STATED PROBLEM
Print the complete set of entries exactly.

EXTRACTED DATA
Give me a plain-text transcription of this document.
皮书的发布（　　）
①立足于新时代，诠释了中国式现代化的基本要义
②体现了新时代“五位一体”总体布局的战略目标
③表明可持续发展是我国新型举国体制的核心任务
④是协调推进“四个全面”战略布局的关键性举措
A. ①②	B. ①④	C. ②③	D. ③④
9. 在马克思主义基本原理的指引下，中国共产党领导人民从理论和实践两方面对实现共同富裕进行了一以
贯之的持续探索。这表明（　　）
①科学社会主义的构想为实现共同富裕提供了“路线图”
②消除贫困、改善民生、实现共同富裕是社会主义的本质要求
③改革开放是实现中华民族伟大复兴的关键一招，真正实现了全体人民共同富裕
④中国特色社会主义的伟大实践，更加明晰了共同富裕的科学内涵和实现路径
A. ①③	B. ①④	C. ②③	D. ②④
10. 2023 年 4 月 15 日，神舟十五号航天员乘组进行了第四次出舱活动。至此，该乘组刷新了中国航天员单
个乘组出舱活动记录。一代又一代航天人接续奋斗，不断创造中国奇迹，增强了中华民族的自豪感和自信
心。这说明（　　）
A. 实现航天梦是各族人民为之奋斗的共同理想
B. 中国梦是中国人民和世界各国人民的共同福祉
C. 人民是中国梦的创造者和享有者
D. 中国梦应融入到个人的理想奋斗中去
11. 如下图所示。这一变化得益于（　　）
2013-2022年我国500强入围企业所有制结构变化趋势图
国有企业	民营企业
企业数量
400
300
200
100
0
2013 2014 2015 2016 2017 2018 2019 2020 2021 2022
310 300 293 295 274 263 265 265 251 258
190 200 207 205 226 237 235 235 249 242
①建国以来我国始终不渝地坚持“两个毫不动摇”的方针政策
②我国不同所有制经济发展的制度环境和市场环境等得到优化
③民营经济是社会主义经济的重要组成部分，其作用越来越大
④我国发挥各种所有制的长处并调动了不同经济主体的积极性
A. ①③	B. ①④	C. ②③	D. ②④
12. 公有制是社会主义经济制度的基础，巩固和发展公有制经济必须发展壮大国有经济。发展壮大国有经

CORRECT RESPONSE
Give me a plain-text transcription of this document.
皮书的发布（　　）
①立足于新时代，诠释了中国式现代化的基本要义
②体现了新时代“五位一体”总体布局的战略目标
③表明可持续发展是我国新型举国体制的核心任务
④是协调推进“四个全面”战略布局的关键性举措
A. ①②	B. ①④	C. ②③	D. ③④
9. 在马克思主义基本原理的指引下，中国共产党领导人民从理论和实践两方面对实现共同富裕进行了一以
贯之的持续探索。这表明（　　）
①科学社会主义的构想为实现共同富裕提供了“路线图”
②消除贫困、改善民生、实现共同富裕是社会主义的本质要求
③改革开放是实现中华民族伟大复兴的关键一招，真正实现了全体人民共同富裕
④中国特色社会主义的伟大实践，更加明晰了共同富裕的科学内涵和实现路径
A. ①③	B. ①④	C. ②③	D. ②④
10. 2023 年 4 月 15 日，神舟十五号航天员乘组进行了第四次出舱活动。至此，该乘组刷新了中国航天员单
个乘组出舱活动记录。一代又一代航天人接续奋斗，不断创造中国奇迹，增强了中华民族的自豪感和自信
心。这说明（　　）
A. 实现航天梦是各族人民为之奋斗的共同理想
B. 中国梦是中国人民和世界各国人民的共同福祉
C. 人民是中国梦的创造者和享有者
D. 中国梦应融入到个人的理想奋斗中去
11. 如下图所示。这一变化得益于（　　）
2013-2022年我国500强入围企业所有制结构变化趋势图
国有企业	民营企业
企业数量
400
300
200
100
0
2013 2014 2015 2016 2017 2018 2019 2020 2021 2022
310 300 293 295 274 263 265 265 251 258
190 200 207 205 226 237 235 235 249 242
①建国以来我国始终不渝地坚持“两个毫不动摇”的方针政策
②我国不同所有制经济发展的制度环境和市场环境等得到优化
③民营经济是社会主义经济的重要组成部分，其作用越来越大
④我国发挥各种所有制的长处并调动了不同经济主体的积极性
A. ①③	B. ①④	C. ②③	D. ②④
12. 公有制是社会主义经济制度的基础，巩固和发展公有制经济必须发展壮大国有经济。发展壮大国有经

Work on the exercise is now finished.